TRY IT => Set down the records once more, please, exactly and with the pictures left out.

RECORDS PROVIDED =>

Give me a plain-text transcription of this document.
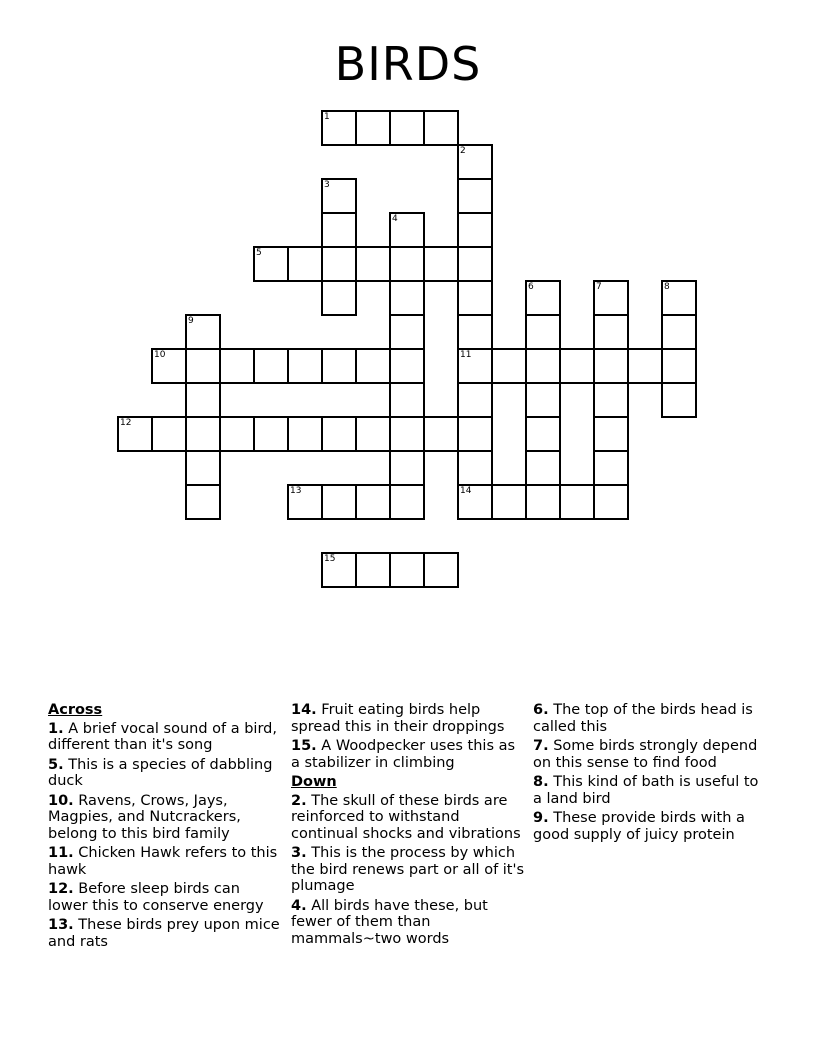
BIRDS
1
2
11
3
4
5
6	7	8
9
10
12
13	14
15
Across
1. A brief vocal sound of a bird, different than it's song
5. This is a species of dabbling duck
10. Ravens, Crows, Jays, Magpies, and Nutcrackers, belong to this bird family
11. Chicken Hawk refers to this hawk
12. Before sleep birds can lower this to conserve energy
13. These birds prey upon mice and rats
14. Fruit eating birds help spread this in their droppings
15. A Woodpecker uses this as a stabilizer in climbing
Down
2. The skull of these birds are reinforced to withstand continual shocks and vibrations
3. This is the process by which the bird renews part or all of it's plumage
4. All birds have these, but fewer of them than mammals~two words
6. The top of the birds head is called this
7. Some birds strongly depend on this sense to find food
8. This kind of bath is useful to a land bird
9. These provide birds with a good supply of juicy protein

RESULT FOR THIS TASK =>
Give me a plain-text transcription of this document.
BIRDS
1
2
11
3
4
5
6	7	8
9
10
12
13	14
15
Across
1. A brief vocal sound of a bird, different than it's song
5. This is a species of dabbling duck
10. Ravens, Crows, Jays, Magpies, and Nutcrackers, belong to this bird family
11. Chicken Hawk refers to this hawk
12. Before sleep birds can lower this to conserve energy
13. These birds prey upon mice and rats
14. Fruit eating birds help spread this in their droppings
15. A Woodpecker uses this as a stabilizer in climbing
Down
2. The skull of these birds are reinforced to withstand continual shocks and vibrations
3. This is the process by which the bird renews part or all of it's plumage
4. All birds have these, but fewer of them than mammals~two words
6. The top of the birds head is called this
7. Some birds strongly depend on this sense to find food
8. This kind of bath is useful to a land bird
9. These provide birds with a good supply of juicy protein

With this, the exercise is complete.